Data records
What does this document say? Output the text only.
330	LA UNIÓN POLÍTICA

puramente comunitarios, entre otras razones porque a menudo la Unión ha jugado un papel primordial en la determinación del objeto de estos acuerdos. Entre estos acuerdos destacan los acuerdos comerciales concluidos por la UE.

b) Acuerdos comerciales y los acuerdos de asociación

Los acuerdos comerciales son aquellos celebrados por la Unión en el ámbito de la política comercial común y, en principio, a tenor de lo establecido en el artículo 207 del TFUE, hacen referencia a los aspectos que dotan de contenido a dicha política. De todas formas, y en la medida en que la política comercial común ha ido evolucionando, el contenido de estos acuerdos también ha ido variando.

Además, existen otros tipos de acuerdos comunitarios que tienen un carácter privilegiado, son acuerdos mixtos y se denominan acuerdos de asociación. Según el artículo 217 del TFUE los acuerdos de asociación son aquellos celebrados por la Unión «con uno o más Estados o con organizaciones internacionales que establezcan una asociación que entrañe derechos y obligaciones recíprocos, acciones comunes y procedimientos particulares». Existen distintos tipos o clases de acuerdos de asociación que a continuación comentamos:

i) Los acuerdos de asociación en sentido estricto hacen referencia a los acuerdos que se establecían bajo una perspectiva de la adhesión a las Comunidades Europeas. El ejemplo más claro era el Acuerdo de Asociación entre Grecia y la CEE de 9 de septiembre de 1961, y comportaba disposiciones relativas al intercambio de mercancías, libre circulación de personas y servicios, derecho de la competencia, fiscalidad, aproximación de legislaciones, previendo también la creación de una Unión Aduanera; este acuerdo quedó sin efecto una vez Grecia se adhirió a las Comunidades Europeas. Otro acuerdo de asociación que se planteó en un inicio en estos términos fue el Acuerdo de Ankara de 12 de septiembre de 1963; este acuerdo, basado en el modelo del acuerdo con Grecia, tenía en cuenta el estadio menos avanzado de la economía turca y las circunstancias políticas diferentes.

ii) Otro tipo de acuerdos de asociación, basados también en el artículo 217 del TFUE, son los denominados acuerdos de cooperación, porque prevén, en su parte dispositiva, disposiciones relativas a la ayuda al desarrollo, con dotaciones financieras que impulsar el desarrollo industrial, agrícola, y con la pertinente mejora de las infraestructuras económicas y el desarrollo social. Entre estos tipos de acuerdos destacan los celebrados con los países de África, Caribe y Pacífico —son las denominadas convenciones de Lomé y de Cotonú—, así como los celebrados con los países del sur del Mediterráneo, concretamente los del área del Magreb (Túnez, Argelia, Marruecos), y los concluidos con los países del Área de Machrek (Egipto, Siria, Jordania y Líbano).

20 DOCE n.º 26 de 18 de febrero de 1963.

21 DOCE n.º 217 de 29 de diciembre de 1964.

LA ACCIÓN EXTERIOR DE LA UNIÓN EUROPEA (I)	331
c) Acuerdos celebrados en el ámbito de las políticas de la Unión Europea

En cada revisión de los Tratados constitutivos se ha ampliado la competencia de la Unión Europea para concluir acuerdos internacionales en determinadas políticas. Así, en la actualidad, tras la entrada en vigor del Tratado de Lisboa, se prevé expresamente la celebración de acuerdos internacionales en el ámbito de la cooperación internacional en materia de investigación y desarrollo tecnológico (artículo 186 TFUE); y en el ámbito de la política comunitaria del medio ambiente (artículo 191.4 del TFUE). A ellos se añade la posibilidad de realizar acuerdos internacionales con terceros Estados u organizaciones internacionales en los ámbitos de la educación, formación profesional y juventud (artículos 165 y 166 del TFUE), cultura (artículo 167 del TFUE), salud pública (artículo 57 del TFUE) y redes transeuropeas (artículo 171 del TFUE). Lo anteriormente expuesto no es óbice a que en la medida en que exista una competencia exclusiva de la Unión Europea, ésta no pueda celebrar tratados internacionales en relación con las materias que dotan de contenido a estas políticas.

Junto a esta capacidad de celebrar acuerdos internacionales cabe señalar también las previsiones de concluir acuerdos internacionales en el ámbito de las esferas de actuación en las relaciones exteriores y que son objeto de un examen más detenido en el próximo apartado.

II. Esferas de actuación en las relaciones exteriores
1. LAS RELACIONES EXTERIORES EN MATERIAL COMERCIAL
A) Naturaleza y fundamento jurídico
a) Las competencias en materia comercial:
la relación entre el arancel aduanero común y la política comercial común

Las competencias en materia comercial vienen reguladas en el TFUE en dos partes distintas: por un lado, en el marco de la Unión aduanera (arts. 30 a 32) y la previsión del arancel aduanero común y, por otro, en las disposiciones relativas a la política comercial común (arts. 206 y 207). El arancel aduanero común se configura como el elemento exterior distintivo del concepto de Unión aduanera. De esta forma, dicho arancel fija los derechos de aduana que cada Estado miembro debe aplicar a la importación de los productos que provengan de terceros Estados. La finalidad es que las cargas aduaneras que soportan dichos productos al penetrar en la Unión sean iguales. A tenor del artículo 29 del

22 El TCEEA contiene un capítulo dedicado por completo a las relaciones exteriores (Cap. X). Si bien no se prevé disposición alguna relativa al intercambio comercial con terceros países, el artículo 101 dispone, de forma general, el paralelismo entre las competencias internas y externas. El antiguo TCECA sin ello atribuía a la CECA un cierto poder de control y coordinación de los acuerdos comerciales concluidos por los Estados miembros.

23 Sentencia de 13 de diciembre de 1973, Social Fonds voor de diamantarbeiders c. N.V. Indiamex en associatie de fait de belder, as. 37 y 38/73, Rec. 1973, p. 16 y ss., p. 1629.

▸ Stated task
In the entries above, find every line holding the word "DOCE" and copy it out.

▸ Solved exercise
20 DOCE n.º 26 de 18 de febrero de 1963.
21 DOCE n.º 217 de 29 de diciembre de 1964.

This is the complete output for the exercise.